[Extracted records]
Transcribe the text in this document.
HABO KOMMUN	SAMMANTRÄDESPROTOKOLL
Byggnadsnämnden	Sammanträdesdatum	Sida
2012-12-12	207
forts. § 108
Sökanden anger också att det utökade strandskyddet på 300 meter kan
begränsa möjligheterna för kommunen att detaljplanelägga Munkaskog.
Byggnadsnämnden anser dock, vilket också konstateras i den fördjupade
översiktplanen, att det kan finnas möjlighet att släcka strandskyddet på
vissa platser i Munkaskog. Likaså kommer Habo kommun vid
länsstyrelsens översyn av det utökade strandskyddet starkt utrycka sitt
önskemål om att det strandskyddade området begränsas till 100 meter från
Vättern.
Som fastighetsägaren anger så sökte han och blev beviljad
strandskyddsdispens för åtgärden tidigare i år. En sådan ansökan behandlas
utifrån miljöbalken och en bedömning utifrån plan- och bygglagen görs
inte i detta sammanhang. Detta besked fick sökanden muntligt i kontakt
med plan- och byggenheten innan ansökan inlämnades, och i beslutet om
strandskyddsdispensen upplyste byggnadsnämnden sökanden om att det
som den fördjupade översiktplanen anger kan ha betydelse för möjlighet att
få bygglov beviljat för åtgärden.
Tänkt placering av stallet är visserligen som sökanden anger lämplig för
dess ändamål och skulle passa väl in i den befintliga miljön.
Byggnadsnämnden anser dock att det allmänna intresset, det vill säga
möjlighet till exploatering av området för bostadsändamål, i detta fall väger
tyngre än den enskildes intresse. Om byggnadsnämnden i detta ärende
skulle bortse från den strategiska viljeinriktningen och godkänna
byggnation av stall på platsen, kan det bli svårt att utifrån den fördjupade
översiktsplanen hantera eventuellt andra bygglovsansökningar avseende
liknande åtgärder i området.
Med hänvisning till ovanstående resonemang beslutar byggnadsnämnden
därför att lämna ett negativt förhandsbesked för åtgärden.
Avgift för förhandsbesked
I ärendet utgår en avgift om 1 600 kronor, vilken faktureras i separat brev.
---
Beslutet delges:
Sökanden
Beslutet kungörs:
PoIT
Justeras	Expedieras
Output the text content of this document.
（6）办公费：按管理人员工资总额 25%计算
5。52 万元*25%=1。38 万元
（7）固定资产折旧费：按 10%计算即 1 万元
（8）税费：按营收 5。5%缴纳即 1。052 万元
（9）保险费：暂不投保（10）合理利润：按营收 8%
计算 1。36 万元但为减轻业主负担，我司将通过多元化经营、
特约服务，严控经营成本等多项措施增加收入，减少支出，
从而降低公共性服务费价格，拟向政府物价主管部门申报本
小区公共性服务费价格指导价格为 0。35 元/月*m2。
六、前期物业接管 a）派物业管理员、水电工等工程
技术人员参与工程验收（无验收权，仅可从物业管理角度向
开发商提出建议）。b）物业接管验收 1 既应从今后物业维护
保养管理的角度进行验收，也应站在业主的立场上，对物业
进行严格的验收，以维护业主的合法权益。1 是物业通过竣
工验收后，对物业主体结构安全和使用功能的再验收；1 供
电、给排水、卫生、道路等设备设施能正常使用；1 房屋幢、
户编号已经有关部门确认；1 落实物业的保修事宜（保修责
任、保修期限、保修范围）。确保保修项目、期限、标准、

Given request ▸ Write out every record, exactly as written.

Output for this task ▸
Transcribe the text in this document.
HABO KOMMUN	SAMMANTRÄDESPROTOKOLL
Byggnadsnämnden	Sammanträdesdatum	Sida
2012-12-12	207
forts. § 108
Sökanden anger också att det utökade strandskyddet på 300 meter kan
begränsa möjligheterna för kommunen att detaljplanelägga Munkaskog.
Byggnadsnämnden anser dock, vilket också konstateras i den fördjupade
översiktplanen, att det kan finnas möjlighet att släcka strandskyddet på
vissa platser i Munkaskog. Likaså kommer Habo kommun vid
länsstyrelsens översyn av det utökade strandskyddet starkt utrycka sitt
önskemål om att det strandskyddade området begränsas till 100 meter från
Vättern.
Som fastighetsägaren anger så sökte han och blev beviljad
strandskyddsdispens för åtgärden tidigare i år. En sådan ansökan behandlas
utifrån miljöbalken och en bedömning utifrån plan- och bygglagen görs
inte i detta sammanhang. Detta besked fick sökanden muntligt i kontakt
med plan- och byggenheten innan ansökan inlämnades, och i beslutet om
strandskyddsdispensen upplyste byggnadsnämnden sökanden om att det
som den fördjupade översiktplanen anger kan ha betydelse för möjlighet att
få bygglov beviljat för åtgärden.
Tänkt placering av stallet är visserligen som sökanden anger lämplig för
dess ändamål och skulle passa väl in i den befintliga miljön.
Byggnadsnämnden anser dock att det allmänna intresset, det vill säga
möjlighet till exploatering av området för bostadsändamål, i detta fall väger
tyngre än den enskildes intresse. Om byggnadsnämnden i detta ärende
skulle bortse från den strategiska viljeinriktningen och godkänna
byggnation av stall på platsen, kan det bli svårt att utifrån den fördjupade
översiktsplanen hantera eventuellt andra bygglovsansökningar avseende
liknande åtgärder i området.
Med hänvisning till ovanstående resonemang beslutar byggnadsnämnden
därför att lämna ett negativt förhandsbesked för åtgärden.
Avgift för förhandsbesked
I ärendet utgår en avgift om 1 600 kronor, vilken faktureras i separat brev.
---
Beslutet delges:
Sökanden
Beslutet kungörs:
PoIT
Justeras	Expedieras
Output the text content of this document.
（6）办公费：按管理人员工资总额 25%计算
5。52 万元*25%=1。38 万元
（7）固定资产折旧费：按 10%计算即 1 万元
（8）税费：按营收 5。5%缴纳即 1。052 万元
（9）保险费：暂不投保（10）合理利润：按营收 8%
计算 1。36 万元但为减轻业主负担，我司将通过多元化经营、
特约服务，严控经营成本等多项措施增加收入，减少支出，
从而降低公共性服务费价格，拟向政府物价主管部门申报本
小区公共性服务费价格指导价格为 0。35 元/月*m2。
六、前期物业接管 a）派物业管理员、水电工等工程
技术人员参与工程验收（无验收权，仅可从物业管理角度向
开发商提出建议）。b）物业接管验收 1 既应从今后物业维护
保养管理的角度进行验收，也应站在业主的立场上，对物业
进行严格的验收，以维护业主的合法权益。1 是物业通过竣
工验收后，对物业主体结构安全和使用功能的再验收；1 供
电、给排水、卫生、道路等设备设施能正常使用；1 房屋幢、
户编号已经有关部门确认；1 落实物业的保修事宜（保修责
任、保修期限、保修范围）。确保保修项目、期限、标准、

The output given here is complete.